**TASK DATA:**
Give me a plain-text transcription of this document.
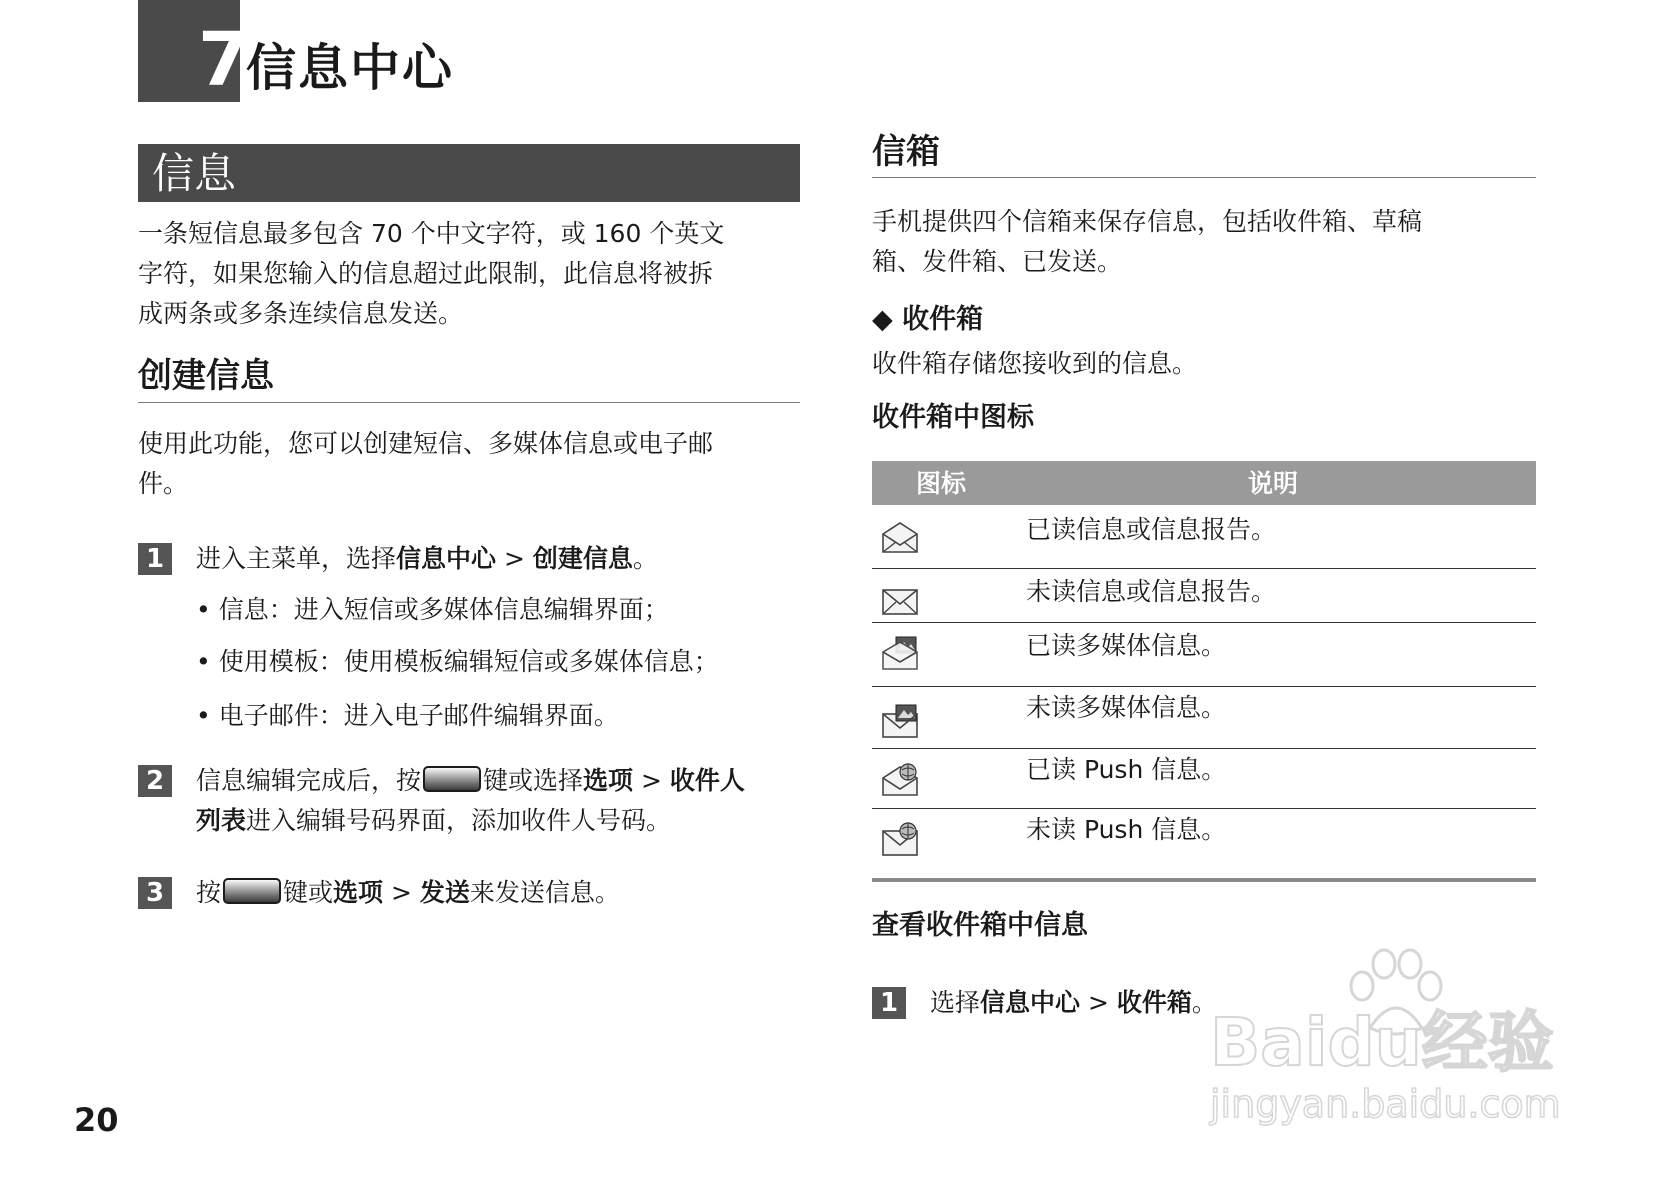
7
信息中心
信息
一条短信息最多包含 70 个中文字符，或 160 个英文
字符，如果您输入的信息超过此限制，此信息将被拆
成两条或多条连续信息发送。
创建信息
使用此功能，您可以创建短信、多媒体信息或电子邮
件。
1	进入主菜单，选择信息中心 > 创建信息。
• 信息：进入短信或多媒体信息编辑界面；
• 使用模板：使用模板编辑短信或多媒体信息；
• 电子邮件：进入电子邮件编辑界面。
2	信息编辑完成后，按 键或选择选项 > 收件人
列表进入编辑号码界面，添加收件人号码。
3	按 键或选项 > 发送来发送信息。
信箱
手机提供四个信箱来保存信息，包括收件箱、草稿
箱、发件箱、已发送。
◆ 收件箱
收件箱存储您接收到的信息。
收件箱中图标
图标	说明
已读信息或信息报告。
未读信息或信息报告。
已读多媒体信息。
未读多媒体信息。
已读 Push 信息。
未读 Push 信息。
查看收件箱中信息
1	选择信息中心 > 收件箱。
20
Baidu经验
jingyan.baidu.com
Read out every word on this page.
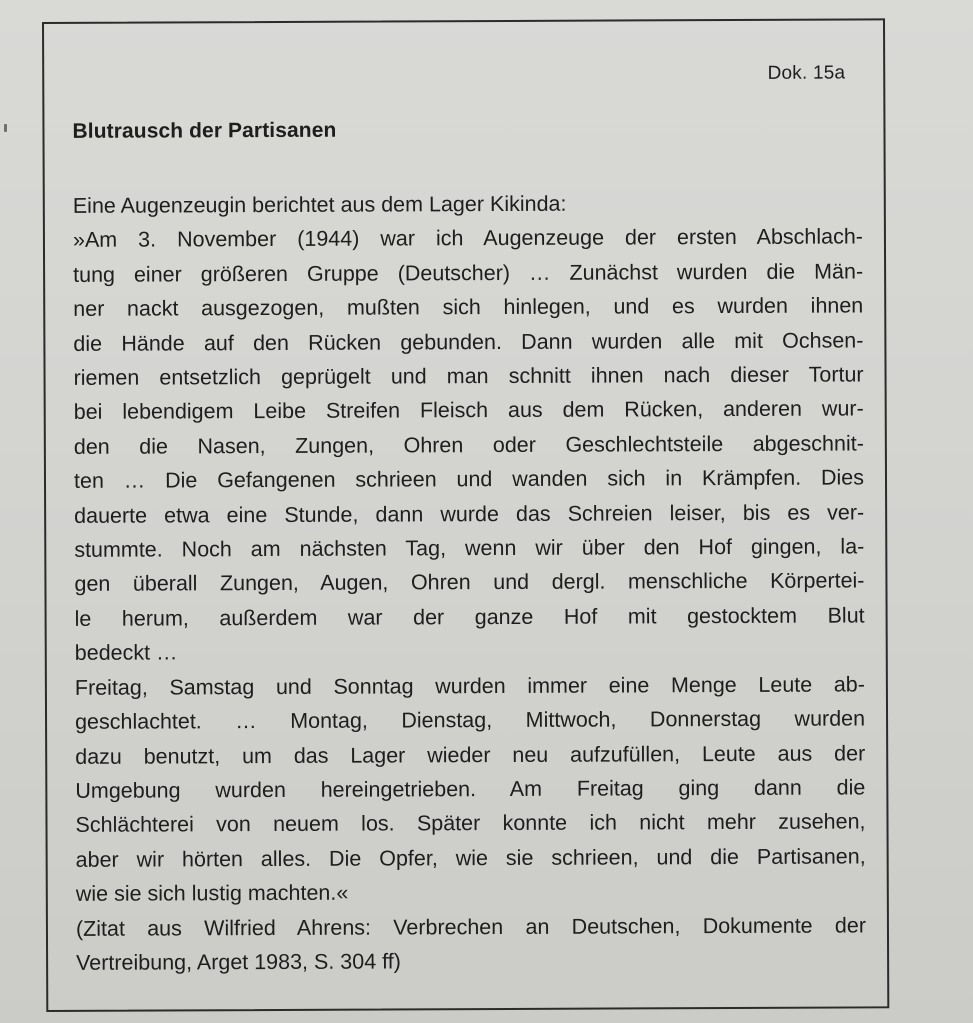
Dok. 15a
Blutrausch der Partisanen
Eine Augenzeugin berichtet aus dem Lager Kikinda:
»Am 3. November (1944) war ich Augenzeuge der ersten Abschlach-
tung einer größeren Gruppe (Deutscher) … Zunächst wurden die Män-
ner nackt ausgezogen, mußten sich hinlegen, und es wurden ihnen
die Hände auf den Rücken gebunden. Dann wurden alle mit Ochsen-
riemen entsetzlich geprügelt und man schnitt ihnen nach dieser Tortur
bei lebendigem Leibe Streifen Fleisch aus dem Rücken, anderen wur-
den die Nasen, Zungen, Ohren oder Geschlechtsteile abgeschnit-
ten … Die Gefangenen schrieen und wanden sich in Krämpfen. Dies
dauerte etwa eine Stunde, dann wurde das Schreien leiser, bis es ver-
stummte. Noch am nächsten Tag, wenn wir über den Hof gingen, la-
gen überall Zungen, Augen, Ohren und dergl. menschliche Körpertei-
le herum, außerdem war der ganze Hof mit gestocktem Blut
bedeckt …
Freitag, Samstag und Sonntag wurden immer eine Menge Leute ab-
geschlachtet. … Montag, Dienstag, Mittwoch, Donnerstag wurden
dazu benutzt, um das Lager wieder neu aufzufüllen, Leute aus der
Umgebung wurden hereingetrieben. Am Freitag ging dann die
Schlächterei von neuem los. Später konnte ich nicht mehr zusehen,
aber wir hörten alles. Die Opfer, wie sie schrieen, und die Partisanen,
wie sie sich lustig machten.«
(Zitat aus Wilfried Ahrens: Verbrechen an Deutschen, Dokumente der
Vertreibung, Arget 1983, S. 304 ff)
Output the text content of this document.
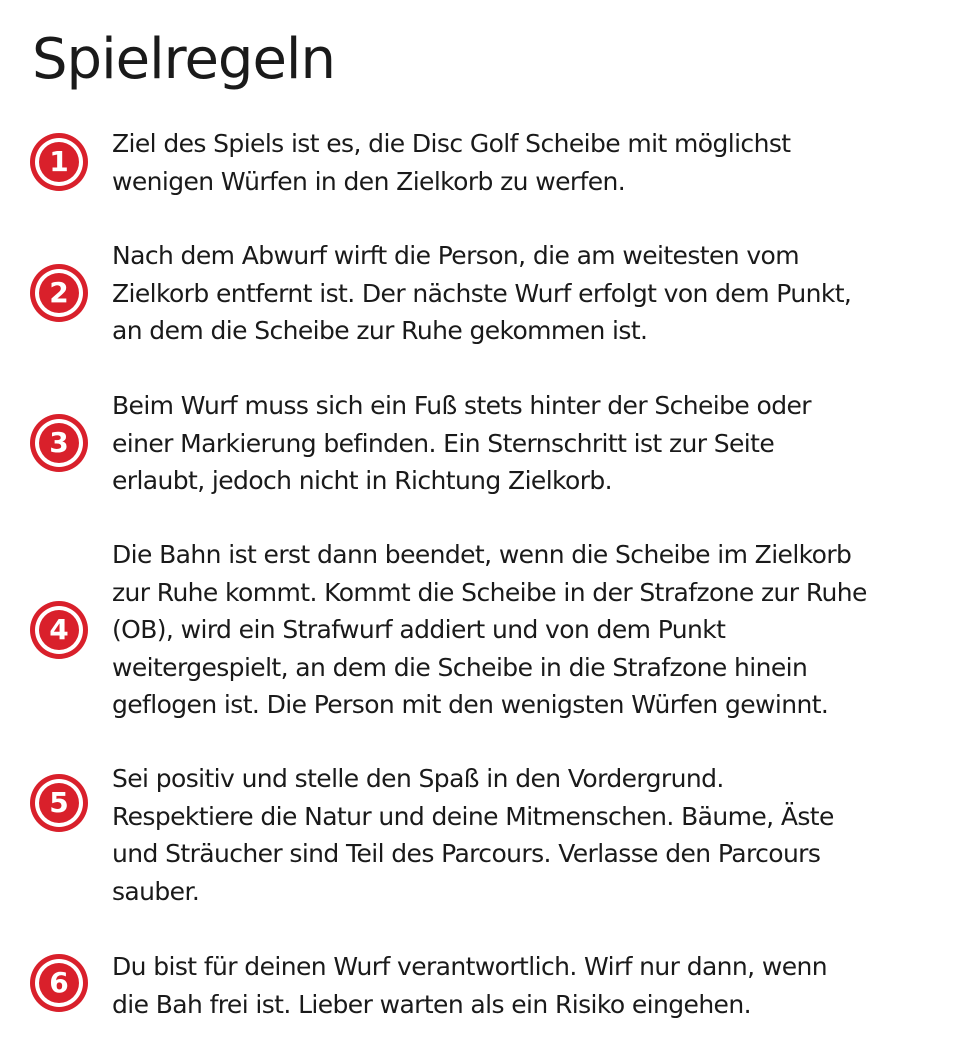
Spielregeln
1

Ziel des Spiels ist es, die Disc Golf Scheibe mit möglichst
wenigen Würfen in den Zielkorb zu werfen.

2

Nach dem Abwurf wirft die Person, die am weitesten vom
Zielkorb entfernt ist. Der nächste Wurf erfolgt von dem Punkt,
an dem die Scheibe zur Ruhe gekommen ist.

3

Beim Wurf muss sich ein Fuß stets hinter der Scheibe oder
einer Markierung befinden. Ein Sternschritt ist zur Seite
erlaubt, jedoch nicht in Richtung Zielkorb.

4

Die Bahn ist erst dann beendet, wenn die Scheibe im Zielkorb
zur Ruhe kommt. Kommt die Scheibe in der Strafzone zur Ruhe
(OB), wird ein Strafwurf addiert und von dem Punkt
weitergespielt, an dem die Scheibe in die Strafzone hinein
geflogen ist. Die Person mit den wenigsten Würfen gewinnt.

5

Sei positiv und stelle den Spaß in den Vordergrund.
Respektiere die Natur und deine Mitmenschen. Bäume, Äste
und Sträucher sind Teil des Parcours. Verlasse den Parcours
sauber.

6	Du bist für deinen Wurf verantwortlich. Wirf nur dann, wenn
die Bah frei ist. Lieber warten als ein Risiko eingehen.
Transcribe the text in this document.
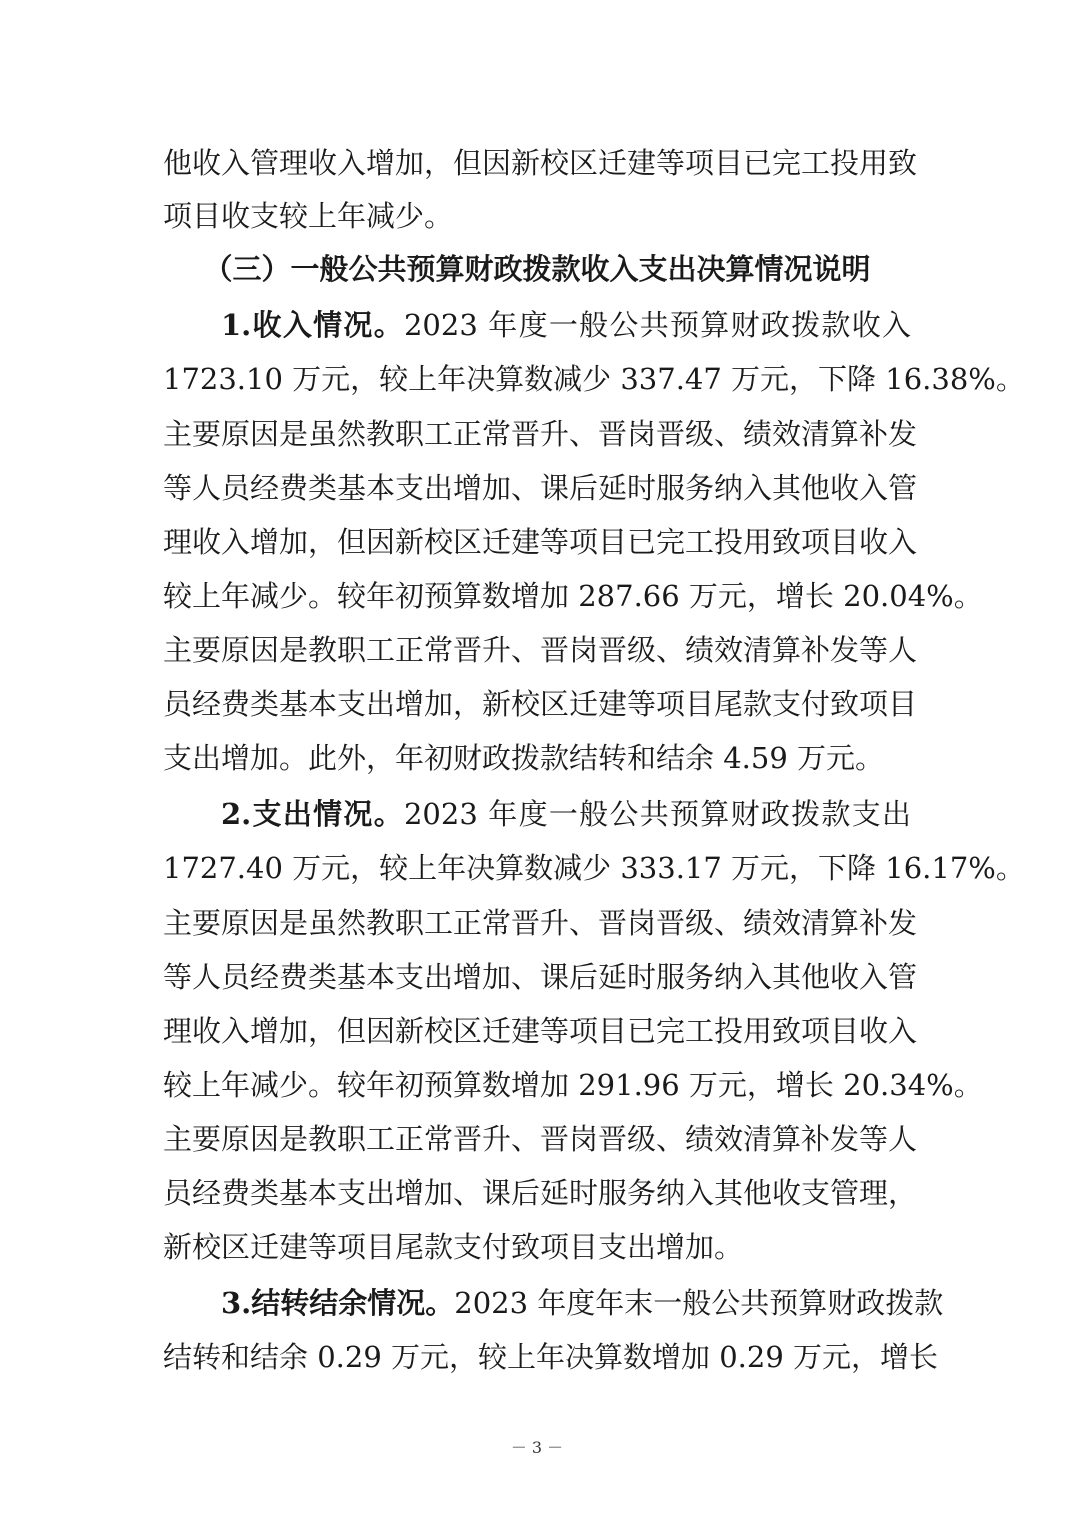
他收入管理收入增加，但因新校区迁建等项目已完工投用致
项目收支较上年减少。
（三）一般公共预算财政拨款收入支出决算情况说明
1.收入情况。2023 年度一般公共预算财政拨款收入
1723.10 万元，较上年决算数减少 337.47 万元，下降 16.38%。
主要原因是虽然教职工正常晋升、晋岗晋级、绩效清算补发
等人员经费类基本支出增加、课后延时服务纳入其他收入管
理收入增加，但因新校区迁建等项目已完工投用致项目收入
较上年减少。较年初预算数增加 287.66 万元，增长 20.04%。
主要原因是教职工正常晋升、晋岗晋级、绩效清算补发等人
员经费类基本支出增加，新校区迁建等项目尾款支付致项目
支出增加。此外，年初财政拨款结转和结余 4.59 万元。
2.支出情况。2023 年度一般公共预算财政拨款支出
1727.40 万元，较上年决算数减少 333.17 万元，下降 16.17%。
主要原因是虽然教职工正常晋升、晋岗晋级、绩效清算补发
等人员经费类基本支出增加、课后延时服务纳入其他收入管
理收入增加，但因新校区迁建等项目已完工投用致项目收入
较上年减少。较年初预算数增加 291.96 万元，增长 20.34%。
主要原因是教职工正常晋升、晋岗晋级、绩效清算补发等人
员经费类基本支出增加、课后延时服务纳入其他收支管理，
新校区迁建等项目尾款支付致项目支出增加。
3.结转结余情况。2023 年度年末一般公共预算财政拨款
结转和结余 0.29 万元，较上年决算数增加 0.29 万元，增长
－ 3 －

**SET TASK:** Retype every entry verbatim and exclude the pictures from the copy.

**SOLVED PROBLEM:**
Give me a plain-text transcription of this document.
7
信息中心
信息
一条短信息最多包含 70 个中文字符，或 160 个英文
字符，如果您输入的信息超过此限制，此信息将被拆
成两条或多条连续信息发送。
创建信息
使用此功能，您可以创建短信、多媒体信息或电子邮
件。
1	进入主菜单，选择信息中心 > 创建信息。
• 信息：进入短信或多媒体信息编辑界面；
• 使用模板：使用模板编辑短信或多媒体信息；
• 电子邮件：进入电子邮件编辑界面。
2	信息编辑完成后，按 键或选择选项 > 收件人
列表进入编辑号码界面，添加收件人号码。
3	按 键或选项 > 发送来发送信息。
信箱
手机提供四个信箱来保存信息，包括收件箱、草稿
箱、发件箱、已发送。
◆ 收件箱
收件箱存储您接收到的信息。
收件箱中图标
图标	说明
已读信息或信息报告。
未读信息或信息报告。
已读多媒体信息。
未读多媒体信息。
已读 Push 信息。
未读 Push 信息。
查看收件箱中信息
1	选择信息中心 > 收件箱。
20
Baidu经验
jingyan.baidu.com
Read out every word on this page.
Dok. 15a
Blutrausch der Partisanen
Eine Augenzeugin berichtet aus dem Lager Kikinda:
»Am 3. November (1944) war ich Augenzeuge der ersten Abschlach-
tung einer größeren Gruppe (Deutscher) … Zunächst wurden die Män-
ner nackt ausgezogen, mußten sich hinlegen, und es wurden ihnen
die Hände auf den Rücken gebunden. Dann wurden alle mit Ochsen-
riemen entsetzlich geprügelt und man schnitt ihnen nach dieser Tortur
bei lebendigem Leibe Streifen Fleisch aus dem Rücken, anderen wur-
den die Nasen, Zungen, Ohren oder Geschlechtsteile abgeschnit-
ten … Die Gefangenen schrieen und wanden sich in Krämpfen. Dies
dauerte etwa eine Stunde, dann wurde das Schreien leiser, bis es ver-
stummte. Noch am nächsten Tag, wenn wir über den Hof gingen, la-
gen überall Zungen, Augen, Ohren und dergl. menschliche Körpertei-
le herum, außerdem war der ganze Hof mit gestocktem Blut
bedeckt …
Freitag, Samstag und Sonntag wurden immer eine Menge Leute ab-
geschlachtet. … Montag, Dienstag, Mittwoch, Donnerstag wurden
dazu benutzt, um das Lager wieder neu aufzufüllen, Leute aus der
Umgebung wurden hereingetrieben. Am Freitag ging dann die
Schlächterei von neuem los. Später konnte ich nicht mehr zusehen,
aber wir hörten alles. Die Opfer, wie sie schrieen, und die Partisanen,
wie sie sich lustig machten.«
(Zitat aus Wilfried Ahrens: Verbrechen an Deutschen, Dokumente der
Vertreibung, Arget 1983, S. 304 ff)
Output the text content of this document.
Spielregeln
1

Ziel des Spiels ist es, die Disc Golf Scheibe mit möglichst
wenigen Würfen in den Zielkorb zu werfen.

2

Nach dem Abwurf wirft die Person, die am weitesten vom
Zielkorb entfernt ist. Der nächste Wurf erfolgt von dem Punkt,
an dem die Scheibe zur Ruhe gekommen ist.

3

Beim Wurf muss sich ein Fuß stets hinter der Scheibe oder
einer Markierung befinden. Ein Sternschritt ist zur Seite
erlaubt, jedoch nicht in Richtung Zielkorb.

4

Die Bahn ist erst dann beendet, wenn die Scheibe im Zielkorb
zur Ruhe kommt. Kommt die Scheibe in der Strafzone zur Ruhe
(OB), wird ein Strafwurf addiert und von dem Punkt
weitergespielt, an dem die Scheibe in die Strafzone hinein
geflogen ist. Die Person mit den wenigsten Würfen gewinnt.

5

Sei positiv und stelle den Spaß in den Vordergrund.
Respektiere die Natur und deine Mitmenschen. Bäume, Äste
und Sträucher sind Teil des Parcours. Verlasse den Parcours
sauber.

6	Du bist für deinen Wurf verantwortlich. Wirf nur dann, wenn
die Bah frei ist. Lieber warten als ein Risiko eingehen.
Transcribe the text in this document.
他收入管理收入增加，但因新校区迁建等项目已完工投用致
项目收支较上年减少。
（三）一般公共预算财政拨款收入支出决算情况说明
1.收入情况。2023 年度一般公共预算财政拨款收入
1723.10 万元，较上年决算数减少 337.47 万元，下降 16.38%。
主要原因是虽然教职工正常晋升、晋岗晋级、绩效清算补发
等人员经费类基本支出增加、课后延时服务纳入其他收入管
理收入增加，但因新校区迁建等项目已完工投用致项目收入
较上年减少。较年初预算数增加 287.66 万元，增长 20.04%。
主要原因是教职工正常晋升、晋岗晋级、绩效清算补发等人
员经费类基本支出增加，新校区迁建等项目尾款支付致项目
支出增加。此外，年初财政拨款结转和结余 4.59 万元。
2.支出情况。2023 年度一般公共预算财政拨款支出
1727.40 万元，较上年决算数减少 333.17 万元，下降 16.17%。
主要原因是虽然教职工正常晋升、晋岗晋级、绩效清算补发
等人员经费类基本支出增加、课后延时服务纳入其他收入管
理收入增加，但因新校区迁建等项目已完工投用致项目收入
较上年减少。较年初预算数增加 291.96 万元，增长 20.34%。
主要原因是教职工正常晋升、晋岗晋级、绩效清算补发等人
员经费类基本支出增加、课后延时服务纳入其他收支管理，
新校区迁建等项目尾款支付致项目支出增加。
3.结转结余情况。2023 年度年末一般公共预算财政拨款
结转和结余 0.29 万元，较上年决算数增加 0.29 万元，增长
－ 3 －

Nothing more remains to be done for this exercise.